Text excerpt:
******

Skip to main content
Dryad

Data from: Across space and time: a review of sampling and analytical biases in fossil data across macroecological scales

Data files

Abstract

Quantitative studies of fossil data have proven critical to a number of major macroevolutionary and macroecological discoveries, such as the ‘Big 5’ mass extinctions of the Phanerozoic. The development and easy accessibility of major meta-data sources such as the Paleobiology Database and Geobiodiversity Database have also spurred the widespread application of these data to testing ecological hypotheses at finer spatiotemporal and phylogenetic scales. However, issues of preservational/taphonomic biases, sampling/collecting biases, taxonomic issues, and analytical choice can impact the degree of interpretative resolution possible, and even obscure biological ‘signal’ from error/bias-introduced ‘noise’. The degree to which these factors can impact analytical interpretations is not well-documented in comparison to the scale of use of these data sources. Here, we review the many forms of systematic error that can creep into a paleoecological study, from the stage of data collection to the interpretation of analytical results, and provide two case studies based upon re-analysis of previously-published datasets to illustrate the varying impacts of such biases. The first case study focuses on the Cambrian Burgess Shale, and the second on the Belly River Group, with both representing highly-sampled, taphonomically characterized, and spatiotemporally-constrained datasets developed through multiple years of sustained field collecting. In the former, we illustrate the impacts of collecting bias through quantitative comparisons of collected vs. discarded specimens over multiple field seasons, illustrating the impact of this data loss on ecological reconstructions and analysis. In the latter case study, we review the impact of preservational biases, the approaches to their quantification and mitigation, where these approaches have led to misinterpretations in the past, and the differences in ecological resolution that result from occurrence vs abundance approaches in macroecological analysis. Lastly, we synthesize these case studies with our review of past approaches to propose a series of recommendations for future paleoecological and macroecological studies, emphasizing the continued importance of high-quality primary data and ongoing need for a first-principles approach to address existing issues of missing data.

******

Your objective:
Answer the following questions using the abstract:
(a) Which two major meta-data sources does it name?
(b) On what does the first case study focus?
(c) In the second case study, which two approaches in macroecological analysis are compared for their differences in ecological resolution?

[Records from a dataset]
******

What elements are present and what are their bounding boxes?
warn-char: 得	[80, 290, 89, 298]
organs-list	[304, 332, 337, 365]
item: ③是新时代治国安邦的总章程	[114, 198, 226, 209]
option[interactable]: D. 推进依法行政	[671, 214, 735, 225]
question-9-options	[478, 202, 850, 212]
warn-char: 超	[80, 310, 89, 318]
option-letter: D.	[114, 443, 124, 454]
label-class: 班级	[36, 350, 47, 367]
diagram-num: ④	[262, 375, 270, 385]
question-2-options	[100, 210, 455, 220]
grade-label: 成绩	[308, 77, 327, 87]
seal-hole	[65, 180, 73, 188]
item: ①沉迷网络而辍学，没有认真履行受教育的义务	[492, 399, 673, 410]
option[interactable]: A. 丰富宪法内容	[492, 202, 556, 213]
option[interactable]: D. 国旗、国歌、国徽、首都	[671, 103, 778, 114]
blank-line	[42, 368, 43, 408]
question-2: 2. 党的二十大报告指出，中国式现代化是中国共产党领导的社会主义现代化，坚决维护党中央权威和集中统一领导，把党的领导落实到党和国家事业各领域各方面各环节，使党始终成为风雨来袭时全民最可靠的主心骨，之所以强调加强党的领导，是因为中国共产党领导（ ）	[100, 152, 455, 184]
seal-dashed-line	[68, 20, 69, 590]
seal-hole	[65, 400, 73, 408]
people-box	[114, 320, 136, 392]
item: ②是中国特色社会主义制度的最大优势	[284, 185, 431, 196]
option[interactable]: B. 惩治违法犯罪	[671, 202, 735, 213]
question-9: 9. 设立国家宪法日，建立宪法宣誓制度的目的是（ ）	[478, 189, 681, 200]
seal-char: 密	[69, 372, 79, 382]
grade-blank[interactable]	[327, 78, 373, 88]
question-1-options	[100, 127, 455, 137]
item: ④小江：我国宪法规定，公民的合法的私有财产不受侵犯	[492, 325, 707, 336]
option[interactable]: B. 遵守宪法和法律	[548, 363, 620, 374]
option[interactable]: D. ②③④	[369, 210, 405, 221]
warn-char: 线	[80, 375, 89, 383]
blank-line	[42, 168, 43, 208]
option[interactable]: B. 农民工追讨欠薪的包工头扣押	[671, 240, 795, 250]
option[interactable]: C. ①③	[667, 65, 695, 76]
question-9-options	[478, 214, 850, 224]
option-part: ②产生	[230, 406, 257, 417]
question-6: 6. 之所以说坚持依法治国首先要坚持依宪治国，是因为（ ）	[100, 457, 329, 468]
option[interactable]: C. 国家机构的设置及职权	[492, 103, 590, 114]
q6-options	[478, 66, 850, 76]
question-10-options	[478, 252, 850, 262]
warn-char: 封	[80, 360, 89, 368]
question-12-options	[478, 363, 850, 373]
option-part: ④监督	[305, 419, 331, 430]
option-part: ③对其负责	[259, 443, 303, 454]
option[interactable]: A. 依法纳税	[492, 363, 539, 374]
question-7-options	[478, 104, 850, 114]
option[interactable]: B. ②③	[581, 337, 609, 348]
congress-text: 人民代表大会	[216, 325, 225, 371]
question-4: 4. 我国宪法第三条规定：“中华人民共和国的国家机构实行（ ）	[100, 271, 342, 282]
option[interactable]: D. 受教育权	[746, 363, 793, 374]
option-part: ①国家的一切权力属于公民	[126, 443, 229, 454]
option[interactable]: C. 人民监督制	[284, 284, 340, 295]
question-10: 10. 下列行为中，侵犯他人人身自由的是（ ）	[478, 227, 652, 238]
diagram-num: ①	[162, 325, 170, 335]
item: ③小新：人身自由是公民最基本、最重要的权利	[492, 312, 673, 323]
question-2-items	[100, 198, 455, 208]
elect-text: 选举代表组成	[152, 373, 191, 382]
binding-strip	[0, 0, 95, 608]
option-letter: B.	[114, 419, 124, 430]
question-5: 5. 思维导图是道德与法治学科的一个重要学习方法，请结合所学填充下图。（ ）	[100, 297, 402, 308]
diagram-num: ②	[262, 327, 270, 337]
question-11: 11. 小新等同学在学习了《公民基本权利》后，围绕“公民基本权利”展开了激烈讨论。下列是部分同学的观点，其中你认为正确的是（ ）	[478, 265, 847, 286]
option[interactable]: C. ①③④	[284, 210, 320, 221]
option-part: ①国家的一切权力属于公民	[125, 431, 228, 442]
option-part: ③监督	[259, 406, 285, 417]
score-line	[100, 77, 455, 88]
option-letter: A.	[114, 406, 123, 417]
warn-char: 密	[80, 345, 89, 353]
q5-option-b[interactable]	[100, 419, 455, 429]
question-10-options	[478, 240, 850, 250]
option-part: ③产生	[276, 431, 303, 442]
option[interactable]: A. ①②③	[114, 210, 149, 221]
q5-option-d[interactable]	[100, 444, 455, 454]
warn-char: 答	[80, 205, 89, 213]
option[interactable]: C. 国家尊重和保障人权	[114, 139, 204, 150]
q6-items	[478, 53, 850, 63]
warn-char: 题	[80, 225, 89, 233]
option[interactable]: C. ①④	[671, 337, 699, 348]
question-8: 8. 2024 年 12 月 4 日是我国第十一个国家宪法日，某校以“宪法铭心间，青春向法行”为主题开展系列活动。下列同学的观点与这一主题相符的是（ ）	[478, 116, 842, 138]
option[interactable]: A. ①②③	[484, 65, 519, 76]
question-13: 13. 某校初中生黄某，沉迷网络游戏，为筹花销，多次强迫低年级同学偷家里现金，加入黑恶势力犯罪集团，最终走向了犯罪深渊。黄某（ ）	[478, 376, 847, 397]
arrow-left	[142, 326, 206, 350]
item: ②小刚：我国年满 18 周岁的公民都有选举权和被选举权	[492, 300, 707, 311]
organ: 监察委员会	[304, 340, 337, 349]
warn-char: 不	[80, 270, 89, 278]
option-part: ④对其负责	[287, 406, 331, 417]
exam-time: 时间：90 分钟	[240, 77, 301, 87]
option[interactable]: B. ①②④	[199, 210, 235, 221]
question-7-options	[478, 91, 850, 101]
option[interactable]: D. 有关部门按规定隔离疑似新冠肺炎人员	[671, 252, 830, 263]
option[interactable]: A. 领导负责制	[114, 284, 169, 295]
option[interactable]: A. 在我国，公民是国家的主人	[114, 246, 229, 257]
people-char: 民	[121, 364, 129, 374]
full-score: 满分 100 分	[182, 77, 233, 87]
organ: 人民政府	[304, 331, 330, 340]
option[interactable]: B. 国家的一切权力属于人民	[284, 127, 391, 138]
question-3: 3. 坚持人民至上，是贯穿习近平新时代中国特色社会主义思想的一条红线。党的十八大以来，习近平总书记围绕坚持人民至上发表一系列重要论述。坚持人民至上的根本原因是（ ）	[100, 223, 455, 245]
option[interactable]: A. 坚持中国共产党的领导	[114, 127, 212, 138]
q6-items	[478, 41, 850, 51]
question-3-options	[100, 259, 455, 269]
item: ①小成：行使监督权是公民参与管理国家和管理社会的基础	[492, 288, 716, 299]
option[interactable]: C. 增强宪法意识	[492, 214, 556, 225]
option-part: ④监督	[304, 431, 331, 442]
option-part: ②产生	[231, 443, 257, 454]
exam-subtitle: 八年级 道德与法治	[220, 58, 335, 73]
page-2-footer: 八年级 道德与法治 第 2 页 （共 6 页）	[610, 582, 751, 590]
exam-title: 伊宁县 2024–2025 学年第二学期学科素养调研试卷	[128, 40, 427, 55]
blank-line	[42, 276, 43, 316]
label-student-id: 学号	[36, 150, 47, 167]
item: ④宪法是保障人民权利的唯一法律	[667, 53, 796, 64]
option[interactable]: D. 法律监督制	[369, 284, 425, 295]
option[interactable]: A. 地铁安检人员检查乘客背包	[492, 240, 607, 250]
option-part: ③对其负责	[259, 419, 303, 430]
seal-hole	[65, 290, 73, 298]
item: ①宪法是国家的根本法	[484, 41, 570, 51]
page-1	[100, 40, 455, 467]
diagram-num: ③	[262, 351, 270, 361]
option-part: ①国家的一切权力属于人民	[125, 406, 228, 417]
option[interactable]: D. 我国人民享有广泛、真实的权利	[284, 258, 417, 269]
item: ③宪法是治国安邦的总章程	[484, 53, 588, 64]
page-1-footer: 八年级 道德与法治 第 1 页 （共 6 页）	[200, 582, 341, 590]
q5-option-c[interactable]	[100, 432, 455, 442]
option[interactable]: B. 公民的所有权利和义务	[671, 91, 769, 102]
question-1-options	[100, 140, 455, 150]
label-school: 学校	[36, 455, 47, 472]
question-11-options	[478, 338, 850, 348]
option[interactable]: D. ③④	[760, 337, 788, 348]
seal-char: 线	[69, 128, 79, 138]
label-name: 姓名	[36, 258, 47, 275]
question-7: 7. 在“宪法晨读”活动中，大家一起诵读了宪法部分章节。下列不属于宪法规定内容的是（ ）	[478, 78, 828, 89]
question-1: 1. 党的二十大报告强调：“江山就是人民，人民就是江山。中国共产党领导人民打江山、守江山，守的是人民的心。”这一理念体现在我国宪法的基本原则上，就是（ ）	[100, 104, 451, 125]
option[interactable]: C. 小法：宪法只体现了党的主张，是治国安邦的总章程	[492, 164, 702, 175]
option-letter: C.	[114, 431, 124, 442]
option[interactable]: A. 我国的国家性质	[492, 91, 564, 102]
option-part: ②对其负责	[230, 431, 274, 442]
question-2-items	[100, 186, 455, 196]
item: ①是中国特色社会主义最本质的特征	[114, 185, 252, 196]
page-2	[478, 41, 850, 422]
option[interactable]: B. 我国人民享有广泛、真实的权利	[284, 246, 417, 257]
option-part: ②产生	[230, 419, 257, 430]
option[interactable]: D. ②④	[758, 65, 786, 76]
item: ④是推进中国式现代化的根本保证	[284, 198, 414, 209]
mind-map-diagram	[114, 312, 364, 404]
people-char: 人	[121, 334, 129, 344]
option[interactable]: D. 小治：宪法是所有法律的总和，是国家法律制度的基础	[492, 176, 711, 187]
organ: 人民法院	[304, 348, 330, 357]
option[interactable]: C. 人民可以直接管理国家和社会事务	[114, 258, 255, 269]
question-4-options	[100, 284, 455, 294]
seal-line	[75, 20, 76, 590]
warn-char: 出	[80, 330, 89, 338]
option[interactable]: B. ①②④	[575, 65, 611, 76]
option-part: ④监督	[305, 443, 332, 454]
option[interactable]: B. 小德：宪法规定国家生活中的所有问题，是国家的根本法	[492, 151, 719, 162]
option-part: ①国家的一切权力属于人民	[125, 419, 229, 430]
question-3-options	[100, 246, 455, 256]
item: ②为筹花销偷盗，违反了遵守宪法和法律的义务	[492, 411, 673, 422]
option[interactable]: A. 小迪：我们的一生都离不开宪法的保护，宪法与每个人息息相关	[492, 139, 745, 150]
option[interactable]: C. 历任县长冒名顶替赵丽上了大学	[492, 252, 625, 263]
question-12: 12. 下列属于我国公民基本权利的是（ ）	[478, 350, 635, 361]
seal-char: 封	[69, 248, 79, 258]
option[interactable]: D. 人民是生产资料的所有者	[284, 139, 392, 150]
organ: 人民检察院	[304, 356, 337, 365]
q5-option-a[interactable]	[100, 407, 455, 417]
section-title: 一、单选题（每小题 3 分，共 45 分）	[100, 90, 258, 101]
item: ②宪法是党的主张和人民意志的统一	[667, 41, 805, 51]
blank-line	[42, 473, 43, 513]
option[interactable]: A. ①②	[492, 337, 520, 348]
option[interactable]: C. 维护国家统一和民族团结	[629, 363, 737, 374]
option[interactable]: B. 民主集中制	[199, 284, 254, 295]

******

Response to this exercise:
(a) The Paleobiology Database and the Geobiodiversity Database.
(b) The Cambrian Burgess Shale.
(c) Occurrence approaches and abundance approaches.